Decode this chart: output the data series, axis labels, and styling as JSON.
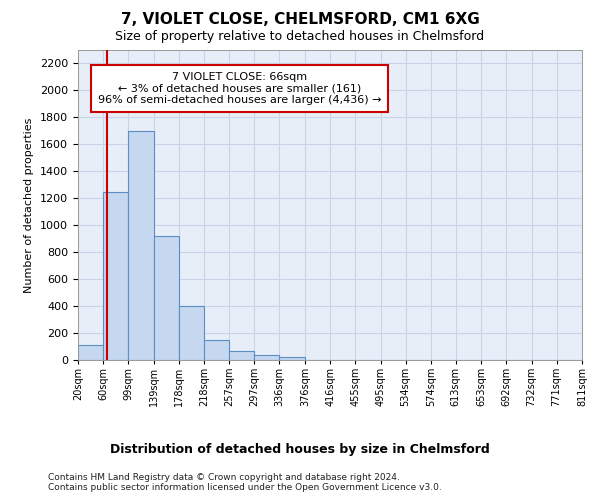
{
  "title": "7, VIOLET CLOSE, CHELMSFORD, CM1 6XG",
  "subtitle": "Size of property relative to detached houses in Chelmsford",
  "xlabel_bottom": "Distribution of detached houses by size in Chelmsford",
  "ylabel": "Number of detached properties",
  "footer_line1": "Contains HM Land Registry data © Crown copyright and database right 2024.",
  "footer_line2": "Contains public sector information licensed under the Open Government Licence v3.0.",
  "bin_edges": [
    20,
    60,
    99,
    139,
    178,
    218,
    257,
    297,
    336,
    376,
    416,
    455,
    495,
    534,
    574,
    613,
    653,
    692,
    732,
    771,
    811
  ],
  "bar_heights": [
    115,
    1250,
    1700,
    920,
    400,
    150,
    65,
    35,
    25,
    0,
    0,
    0,
    0,
    0,
    0,
    0,
    0,
    0,
    0,
    0
  ],
  "bar_color": "#c5d8ef",
  "bar_edge_color": "#5b8ec4",
  "grid_color": "#c8d4e8",
  "bg_color": "#e8eef8",
  "property_size": 66,
  "red_line_color": "#cc0000",
  "annotation_line1": "7 VIOLET CLOSE: 66sqm",
  "annotation_line2": "← 3% of detached houses are smaller (161)",
  "annotation_line3": "96% of semi-detached houses are larger (4,436) →",
  "annotation_box_color": "#ffffff",
  "annotation_box_edge": "#cc0000",
  "ylim": [
    0,
    2300
  ],
  "yticks": [
    0,
    200,
    400,
    600,
    800,
    1000,
    1200,
    1400,
    1600,
    1800,
    2000,
    2200
  ],
  "title_fontsize": 11,
  "subtitle_fontsize": 9,
  "ylabel_fontsize": 8,
  "tick_label_fontsize": 7,
  "annotation_fontsize": 8,
  "xlabel_fontsize": 9,
  "tick_labels": [
    "20sqm",
    "60sqm",
    "99sqm",
    "139sqm",
    "178sqm",
    "218sqm",
    "257sqm",
    "297sqm",
    "336sqm",
    "376sqm",
    "416sqm",
    "455sqm",
    "495sqm",
    "534sqm",
    "574sqm",
    "613sqm",
    "653sqm",
    "692sqm",
    "732sqm",
    "771sqm",
    "811sqm"
  ]
}
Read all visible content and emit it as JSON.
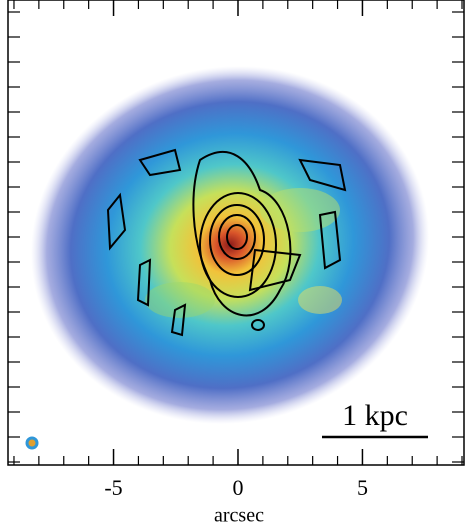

Task directions: Identify and copy lines that hold the string "detached".

Answer in full:
  "subtitle": "Size of property relative to detached houses in Chelmsford",
  "xlabel_bottom": "Distribution of detached houses by size in Chelmsford",
  "ylabel": "Number of detached properties",
  "annotation_line2": "← 3% of detached houses are smaller (161)",
  "annotation_line3": "96% of semi-detached houses are larger (4,436) →",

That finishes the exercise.